----- Records provided

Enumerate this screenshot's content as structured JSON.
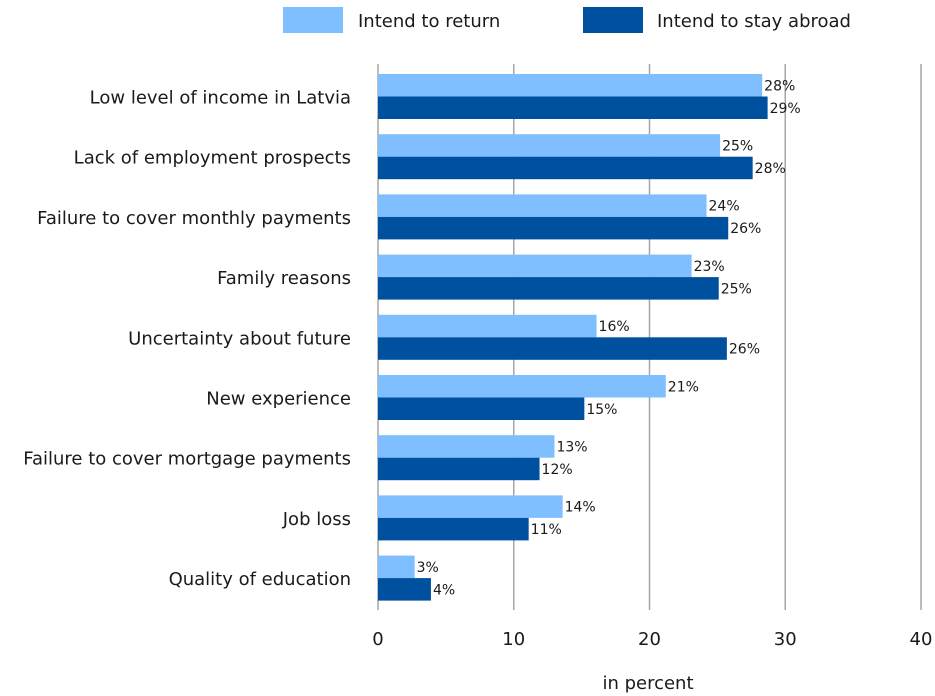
{
  "chart_data": {
    "type": "bar",
    "orientation": "horizontal",
    "categories": [
      "Low level of income in Latvia",
      "Lack of employment prospects",
      "Failure to cover monthly payments",
      "Family reasons",
      "Uncertainty about future",
      "New experience",
      "Failure to cover mortgage payments",
      "Job loss",
      "Quality of education"
    ],
    "series": [
      {
        "name": "Intend to return",
        "color": "#7fbfff",
        "values": [
          28.3,
          25.2,
          24.2,
          23.1,
          16.1,
          21.2,
          13.0,
          13.6,
          2.7
        ],
        "labels": [
          "28%",
          "25%",
          "24%",
          "23%",
          "16%",
          "21%",
          "13%",
          "14%",
          "3%"
        ]
      },
      {
        "name": "Intend to stay abroad",
        "color": "#0050a0",
        "values": [
          28.7,
          27.6,
          25.8,
          25.1,
          25.7,
          15.2,
          11.9,
          11.1,
          3.9
        ],
        "labels": [
          "29%",
          "28%",
          "26%",
          "25%",
          "26%",
          "15%",
          "12%",
          "11%",
          "4%"
        ]
      }
    ],
    "xlim": [
      0,
      40
    ],
    "xticks": [
      "0",
      "10",
      "20",
      "30",
      "40"
    ],
    "xlabel": "in percent",
    "ylabel": "",
    "title": "",
    "grid": true,
    "legend_position": "top"
  }
}
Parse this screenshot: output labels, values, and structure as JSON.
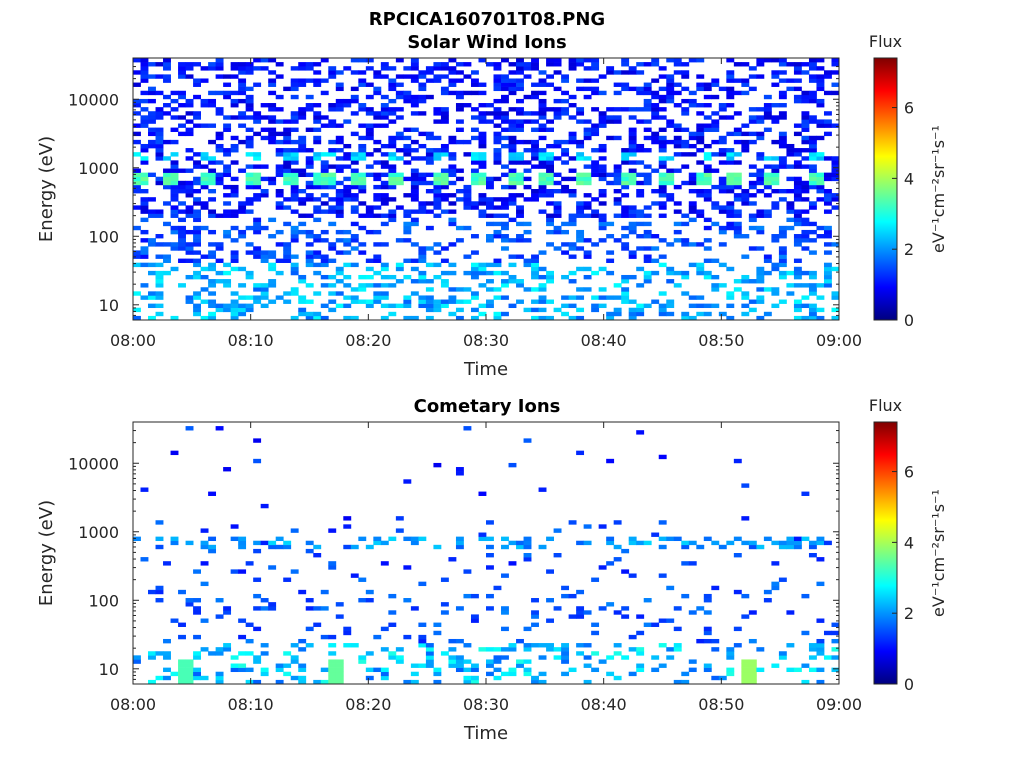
{
  "figure": {
    "title": "RPCICA160701T08.PNG"
  },
  "colors": {
    "colormap": [
      "#00007f",
      "#0000ff",
      "#007fff",
      "#00ffff",
      "#7fff7f",
      "#ffff00",
      "#ff7f00",
      "#ff0000",
      "#7f0000"
    ],
    "axis": "#262626",
    "background": "#ffffff"
  },
  "chart_data": [
    {
      "type": "heatmap",
      "title": "Solar Wind Ions",
      "xlabel": "Time",
      "ylabel": "Energy (eV)",
      "x_ticks": [
        "08:00",
        "08:10",
        "08:20",
        "08:30",
        "08:40",
        "08:50",
        "09:00"
      ],
      "xlim": [
        "08:00",
        "09:00"
      ],
      "y_scale": "log",
      "y_ticks": [
        "10",
        "100",
        "1000",
        "10000"
      ],
      "ylim": [
        6,
        40000
      ],
      "colorbar": {
        "label": "Flux",
        "units": "eV⁻¹cm⁻²sr⁻¹s⁻¹",
        "ticks": [
          "0",
          "2",
          "4",
          "6"
        ],
        "range": [
          0,
          7.4
        ]
      },
      "grid": false,
      "notes": [
        "Dense low-level (0-1) noise across all energies above ~200 eV",
        "Periodic bright peaks (~3-4) near 700-800 eV roughly every 3 minutes",
        "Moderate flux (2-3) at lowest energies (6-30 eV)"
      ],
      "peaks": [
        {
          "time": "08:00",
          "energy_eV": 700,
          "flux": 3.2
        },
        {
          "time": "08:03",
          "energy_eV": 700,
          "flux": 3.3
        },
        {
          "time": "08:06",
          "energy_eV": 700,
          "flux": 3.2
        },
        {
          "time": "08:10",
          "energy_eV": 700,
          "flux": 3.2
        },
        {
          "time": "08:13",
          "energy_eV": 700,
          "flux": 3.3
        },
        {
          "time": "08:16",
          "energy_eV": 700,
          "flux": 3.4
        },
        {
          "time": "08:19",
          "energy_eV": 700,
          "flux": 3.2
        },
        {
          "time": "08:22",
          "energy_eV": 700,
          "flux": 3.3
        },
        {
          "time": "08:26",
          "energy_eV": 700,
          "flux": 3.6
        },
        {
          "time": "08:29",
          "energy_eV": 700,
          "flux": 3.5
        },
        {
          "time": "08:32",
          "energy_eV": 700,
          "flux": 3.3
        },
        {
          "time": "08:35",
          "energy_eV": 700,
          "flux": 3.4
        },
        {
          "time": "08:38",
          "energy_eV": 700,
          "flux": 3.3
        },
        {
          "time": "08:42",
          "energy_eV": 700,
          "flux": 3.2
        },
        {
          "time": "08:45",
          "energy_eV": 700,
          "flux": 3.3
        },
        {
          "time": "08:48",
          "energy_eV": 700,
          "flux": 3.3
        },
        {
          "time": "08:51",
          "energy_eV": 700,
          "flux": 3.2
        },
        {
          "time": "08:54",
          "energy_eV": 700,
          "flux": 3.3
        },
        {
          "time": "08:58",
          "energy_eV": 700,
          "flux": 3.2
        }
      ]
    },
    {
      "type": "heatmap",
      "title": "Cometary Ions",
      "xlabel": "Time",
      "ylabel": "Energy (eV)",
      "x_ticks": [
        "08:00",
        "08:10",
        "08:20",
        "08:30",
        "08:40",
        "08:50",
        "09:00"
      ],
      "xlim": [
        "08:00",
        "09:00"
      ],
      "y_scale": "log",
      "y_ticks": [
        "10",
        "100",
        "1000",
        "10000"
      ],
      "ylim": [
        6,
        40000
      ],
      "colorbar": {
        "label": "Flux",
        "units": "eV⁻¹cm⁻²sr⁻¹s⁻¹",
        "ticks": [
          "0",
          "2",
          "4",
          "6"
        ],
        "range": [
          0,
          7.4
        ]
      },
      "grid": false,
      "notes": [
        "Sparse counts; isolated low-level pixels at high energies",
        "Repeated weak blocks near 700 eV",
        "Moderate flux (2-4) clusters below ~20 eV"
      ],
      "peaks": [
        {
          "time": "08:52",
          "energy_eV": 9,
          "flux": 3.9
        },
        {
          "time": "08:17",
          "energy_eV": 9,
          "flux": 3.5
        },
        {
          "time": "08:04",
          "energy_eV": 9,
          "flux": 3.3
        }
      ]
    }
  ]
}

----------

[Your task] Identify each line containing the string "this" and copy it out.

[Completed exercise]
Enumerate this screenshot's content as structured JSON.
Parse this screenshot: output labels, values, and structure as JSON.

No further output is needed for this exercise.